# Exercise brief:
Count how many lines of the material hold "into". Respond with that number alone.

# Given records:
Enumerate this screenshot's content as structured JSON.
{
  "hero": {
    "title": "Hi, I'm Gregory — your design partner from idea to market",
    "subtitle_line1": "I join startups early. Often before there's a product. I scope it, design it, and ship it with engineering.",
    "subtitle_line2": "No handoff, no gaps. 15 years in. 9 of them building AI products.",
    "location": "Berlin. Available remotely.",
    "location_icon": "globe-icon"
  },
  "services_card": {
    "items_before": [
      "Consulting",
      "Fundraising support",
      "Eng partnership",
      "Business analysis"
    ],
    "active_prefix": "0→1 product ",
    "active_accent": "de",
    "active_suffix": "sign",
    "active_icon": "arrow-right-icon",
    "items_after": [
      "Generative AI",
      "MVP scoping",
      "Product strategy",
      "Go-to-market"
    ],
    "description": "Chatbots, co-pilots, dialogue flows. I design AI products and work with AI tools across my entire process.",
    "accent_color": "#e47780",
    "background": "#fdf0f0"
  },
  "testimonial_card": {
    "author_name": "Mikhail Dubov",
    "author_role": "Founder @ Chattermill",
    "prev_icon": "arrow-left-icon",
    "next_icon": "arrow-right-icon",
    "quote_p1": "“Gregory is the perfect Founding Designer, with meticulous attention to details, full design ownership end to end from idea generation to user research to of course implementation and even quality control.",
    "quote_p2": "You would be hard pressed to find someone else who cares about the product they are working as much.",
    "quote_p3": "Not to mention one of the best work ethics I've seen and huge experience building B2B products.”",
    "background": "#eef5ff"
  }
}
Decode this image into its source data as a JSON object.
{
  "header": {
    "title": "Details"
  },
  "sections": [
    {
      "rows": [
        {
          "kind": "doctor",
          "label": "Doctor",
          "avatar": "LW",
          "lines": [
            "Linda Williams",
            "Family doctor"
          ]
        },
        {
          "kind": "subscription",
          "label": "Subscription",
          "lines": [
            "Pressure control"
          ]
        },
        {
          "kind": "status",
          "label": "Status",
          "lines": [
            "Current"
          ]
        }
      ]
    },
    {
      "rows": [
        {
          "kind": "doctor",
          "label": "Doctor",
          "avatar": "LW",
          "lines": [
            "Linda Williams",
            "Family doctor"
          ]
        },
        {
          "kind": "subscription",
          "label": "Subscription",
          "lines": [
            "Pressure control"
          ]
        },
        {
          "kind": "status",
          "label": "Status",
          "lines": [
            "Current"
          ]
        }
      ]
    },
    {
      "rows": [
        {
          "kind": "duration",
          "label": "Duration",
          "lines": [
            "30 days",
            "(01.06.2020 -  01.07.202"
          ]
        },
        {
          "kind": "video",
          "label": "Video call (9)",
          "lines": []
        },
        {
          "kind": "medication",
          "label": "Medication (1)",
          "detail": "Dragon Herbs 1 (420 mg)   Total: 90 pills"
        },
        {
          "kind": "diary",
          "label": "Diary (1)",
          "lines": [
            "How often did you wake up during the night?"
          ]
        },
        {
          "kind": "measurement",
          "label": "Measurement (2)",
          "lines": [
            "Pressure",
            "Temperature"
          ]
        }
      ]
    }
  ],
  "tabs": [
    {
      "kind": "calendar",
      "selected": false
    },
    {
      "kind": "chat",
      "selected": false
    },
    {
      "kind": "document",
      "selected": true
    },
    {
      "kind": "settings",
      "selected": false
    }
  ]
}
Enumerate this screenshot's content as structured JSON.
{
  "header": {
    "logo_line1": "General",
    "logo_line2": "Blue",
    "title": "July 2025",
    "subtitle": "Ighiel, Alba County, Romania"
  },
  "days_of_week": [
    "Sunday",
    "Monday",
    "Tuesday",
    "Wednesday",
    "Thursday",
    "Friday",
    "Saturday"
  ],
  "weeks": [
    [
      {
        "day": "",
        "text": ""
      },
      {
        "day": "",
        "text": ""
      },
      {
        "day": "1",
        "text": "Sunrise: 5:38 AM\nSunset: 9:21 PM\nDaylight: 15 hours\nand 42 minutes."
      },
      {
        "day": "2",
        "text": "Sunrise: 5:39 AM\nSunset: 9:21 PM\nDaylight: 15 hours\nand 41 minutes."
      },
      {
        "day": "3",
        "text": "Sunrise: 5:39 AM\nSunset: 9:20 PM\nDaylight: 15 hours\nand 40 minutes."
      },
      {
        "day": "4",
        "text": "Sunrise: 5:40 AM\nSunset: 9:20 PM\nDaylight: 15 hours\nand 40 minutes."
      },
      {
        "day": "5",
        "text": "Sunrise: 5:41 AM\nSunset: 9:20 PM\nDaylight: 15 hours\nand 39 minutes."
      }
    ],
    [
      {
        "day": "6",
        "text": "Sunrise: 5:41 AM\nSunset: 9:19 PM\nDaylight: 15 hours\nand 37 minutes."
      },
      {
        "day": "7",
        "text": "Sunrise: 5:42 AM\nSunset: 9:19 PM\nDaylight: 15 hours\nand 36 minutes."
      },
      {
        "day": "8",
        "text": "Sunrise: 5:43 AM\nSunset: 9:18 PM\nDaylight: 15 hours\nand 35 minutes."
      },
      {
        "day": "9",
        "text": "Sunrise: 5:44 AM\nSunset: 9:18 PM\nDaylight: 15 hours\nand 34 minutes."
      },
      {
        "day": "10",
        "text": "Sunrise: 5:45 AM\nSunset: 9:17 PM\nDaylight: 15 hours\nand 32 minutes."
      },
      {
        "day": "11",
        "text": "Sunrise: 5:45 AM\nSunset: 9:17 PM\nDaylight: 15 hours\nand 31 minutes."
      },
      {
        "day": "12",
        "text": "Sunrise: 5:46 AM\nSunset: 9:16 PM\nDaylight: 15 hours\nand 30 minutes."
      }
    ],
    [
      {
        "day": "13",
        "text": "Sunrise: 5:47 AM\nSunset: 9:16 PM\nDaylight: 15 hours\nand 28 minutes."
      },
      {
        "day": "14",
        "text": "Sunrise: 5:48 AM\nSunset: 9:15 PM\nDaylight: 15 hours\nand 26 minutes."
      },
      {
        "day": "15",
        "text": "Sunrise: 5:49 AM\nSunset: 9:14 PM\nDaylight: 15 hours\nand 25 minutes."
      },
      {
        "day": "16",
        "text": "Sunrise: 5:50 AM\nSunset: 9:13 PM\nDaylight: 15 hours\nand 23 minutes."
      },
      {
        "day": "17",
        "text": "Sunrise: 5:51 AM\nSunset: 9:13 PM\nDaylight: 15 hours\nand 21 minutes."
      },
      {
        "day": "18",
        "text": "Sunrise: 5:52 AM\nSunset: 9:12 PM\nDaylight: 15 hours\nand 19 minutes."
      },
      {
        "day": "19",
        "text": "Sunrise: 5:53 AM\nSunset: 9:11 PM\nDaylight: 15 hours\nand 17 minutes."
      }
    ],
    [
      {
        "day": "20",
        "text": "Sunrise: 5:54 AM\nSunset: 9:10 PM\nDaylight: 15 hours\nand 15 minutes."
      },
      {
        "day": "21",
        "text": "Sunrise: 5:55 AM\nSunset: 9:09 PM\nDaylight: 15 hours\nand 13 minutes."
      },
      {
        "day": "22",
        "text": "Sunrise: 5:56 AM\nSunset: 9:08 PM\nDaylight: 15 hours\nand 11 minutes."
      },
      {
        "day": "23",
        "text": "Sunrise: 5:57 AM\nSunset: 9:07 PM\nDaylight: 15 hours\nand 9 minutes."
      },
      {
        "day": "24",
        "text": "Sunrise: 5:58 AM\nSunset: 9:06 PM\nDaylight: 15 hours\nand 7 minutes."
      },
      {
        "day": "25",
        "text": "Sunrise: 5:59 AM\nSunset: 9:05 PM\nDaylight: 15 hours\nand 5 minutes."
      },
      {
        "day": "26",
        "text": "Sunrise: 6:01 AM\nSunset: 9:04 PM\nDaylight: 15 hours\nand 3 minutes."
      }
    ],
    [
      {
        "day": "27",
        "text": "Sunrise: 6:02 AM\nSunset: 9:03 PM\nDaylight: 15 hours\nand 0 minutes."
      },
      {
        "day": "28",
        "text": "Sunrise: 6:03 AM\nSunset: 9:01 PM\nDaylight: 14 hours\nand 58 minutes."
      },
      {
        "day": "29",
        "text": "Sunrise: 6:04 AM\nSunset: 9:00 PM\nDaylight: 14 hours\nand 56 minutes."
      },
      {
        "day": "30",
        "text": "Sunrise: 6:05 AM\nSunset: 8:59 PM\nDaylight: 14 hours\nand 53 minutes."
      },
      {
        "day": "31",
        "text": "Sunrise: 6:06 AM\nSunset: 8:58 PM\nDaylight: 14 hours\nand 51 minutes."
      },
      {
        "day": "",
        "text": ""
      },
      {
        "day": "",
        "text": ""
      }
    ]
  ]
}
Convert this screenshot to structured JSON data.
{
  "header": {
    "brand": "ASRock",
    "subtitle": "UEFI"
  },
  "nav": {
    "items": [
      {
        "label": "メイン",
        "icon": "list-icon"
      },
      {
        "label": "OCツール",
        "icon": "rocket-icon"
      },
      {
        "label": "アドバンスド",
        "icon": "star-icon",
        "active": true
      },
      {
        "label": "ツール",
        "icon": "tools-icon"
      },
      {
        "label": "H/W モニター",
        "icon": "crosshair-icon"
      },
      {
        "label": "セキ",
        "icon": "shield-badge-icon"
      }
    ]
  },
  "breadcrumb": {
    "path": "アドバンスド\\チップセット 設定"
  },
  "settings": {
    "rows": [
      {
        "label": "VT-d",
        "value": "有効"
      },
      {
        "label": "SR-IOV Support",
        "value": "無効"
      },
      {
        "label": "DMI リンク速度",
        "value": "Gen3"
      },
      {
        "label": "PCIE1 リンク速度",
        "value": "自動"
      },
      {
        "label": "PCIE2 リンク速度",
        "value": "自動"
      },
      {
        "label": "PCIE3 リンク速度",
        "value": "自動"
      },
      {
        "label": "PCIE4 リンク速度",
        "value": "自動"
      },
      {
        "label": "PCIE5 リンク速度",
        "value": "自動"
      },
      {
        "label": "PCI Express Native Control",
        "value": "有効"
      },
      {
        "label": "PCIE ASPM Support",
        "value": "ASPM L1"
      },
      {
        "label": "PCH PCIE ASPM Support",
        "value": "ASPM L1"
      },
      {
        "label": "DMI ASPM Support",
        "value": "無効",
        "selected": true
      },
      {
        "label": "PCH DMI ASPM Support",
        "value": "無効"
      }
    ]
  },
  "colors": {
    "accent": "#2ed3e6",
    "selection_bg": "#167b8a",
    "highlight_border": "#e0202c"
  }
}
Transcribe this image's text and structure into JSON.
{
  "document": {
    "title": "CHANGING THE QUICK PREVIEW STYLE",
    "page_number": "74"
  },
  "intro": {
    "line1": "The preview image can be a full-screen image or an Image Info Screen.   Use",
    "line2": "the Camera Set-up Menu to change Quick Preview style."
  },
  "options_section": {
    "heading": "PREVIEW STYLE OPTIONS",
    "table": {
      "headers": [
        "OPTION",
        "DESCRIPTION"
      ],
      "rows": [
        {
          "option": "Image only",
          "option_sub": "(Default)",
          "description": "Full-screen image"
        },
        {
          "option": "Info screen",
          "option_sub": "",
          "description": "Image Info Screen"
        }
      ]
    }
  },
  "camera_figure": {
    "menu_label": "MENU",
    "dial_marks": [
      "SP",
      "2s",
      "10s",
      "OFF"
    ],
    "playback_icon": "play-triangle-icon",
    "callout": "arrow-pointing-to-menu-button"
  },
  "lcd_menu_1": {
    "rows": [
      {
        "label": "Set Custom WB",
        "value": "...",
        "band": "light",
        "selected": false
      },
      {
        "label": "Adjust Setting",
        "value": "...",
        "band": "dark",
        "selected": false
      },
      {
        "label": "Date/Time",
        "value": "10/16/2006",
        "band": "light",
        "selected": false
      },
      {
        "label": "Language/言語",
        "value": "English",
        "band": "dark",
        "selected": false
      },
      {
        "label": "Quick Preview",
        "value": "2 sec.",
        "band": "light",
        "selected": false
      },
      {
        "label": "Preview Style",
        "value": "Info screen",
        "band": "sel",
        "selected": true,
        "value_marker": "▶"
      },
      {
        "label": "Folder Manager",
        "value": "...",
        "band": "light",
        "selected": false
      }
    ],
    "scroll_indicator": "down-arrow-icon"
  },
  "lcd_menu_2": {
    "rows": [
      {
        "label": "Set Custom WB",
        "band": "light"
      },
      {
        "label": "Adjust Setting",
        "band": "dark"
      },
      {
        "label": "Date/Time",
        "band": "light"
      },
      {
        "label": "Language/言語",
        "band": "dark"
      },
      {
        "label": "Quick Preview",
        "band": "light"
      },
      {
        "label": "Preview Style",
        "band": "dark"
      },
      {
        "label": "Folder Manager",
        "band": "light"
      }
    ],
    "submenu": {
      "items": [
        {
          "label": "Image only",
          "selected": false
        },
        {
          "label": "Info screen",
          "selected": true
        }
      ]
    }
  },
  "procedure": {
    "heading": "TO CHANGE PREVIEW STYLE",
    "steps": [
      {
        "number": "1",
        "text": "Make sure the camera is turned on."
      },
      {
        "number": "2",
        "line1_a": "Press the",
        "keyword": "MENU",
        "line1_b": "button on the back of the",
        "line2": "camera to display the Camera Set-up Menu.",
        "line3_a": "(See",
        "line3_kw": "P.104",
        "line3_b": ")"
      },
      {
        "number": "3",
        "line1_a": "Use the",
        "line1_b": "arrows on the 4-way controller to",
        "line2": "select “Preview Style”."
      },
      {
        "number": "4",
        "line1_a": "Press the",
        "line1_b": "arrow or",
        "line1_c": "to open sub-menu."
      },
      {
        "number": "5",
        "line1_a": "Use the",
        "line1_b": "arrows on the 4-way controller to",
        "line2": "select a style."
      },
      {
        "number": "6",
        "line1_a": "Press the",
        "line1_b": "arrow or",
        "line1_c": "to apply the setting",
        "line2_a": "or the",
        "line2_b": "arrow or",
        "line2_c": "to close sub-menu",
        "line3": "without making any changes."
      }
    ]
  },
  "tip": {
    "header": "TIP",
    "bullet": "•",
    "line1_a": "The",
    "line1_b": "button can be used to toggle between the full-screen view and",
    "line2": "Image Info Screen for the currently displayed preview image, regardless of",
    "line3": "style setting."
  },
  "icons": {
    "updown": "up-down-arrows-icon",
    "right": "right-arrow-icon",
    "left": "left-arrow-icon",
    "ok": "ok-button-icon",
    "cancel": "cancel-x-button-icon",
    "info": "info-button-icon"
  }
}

# Correct output:
2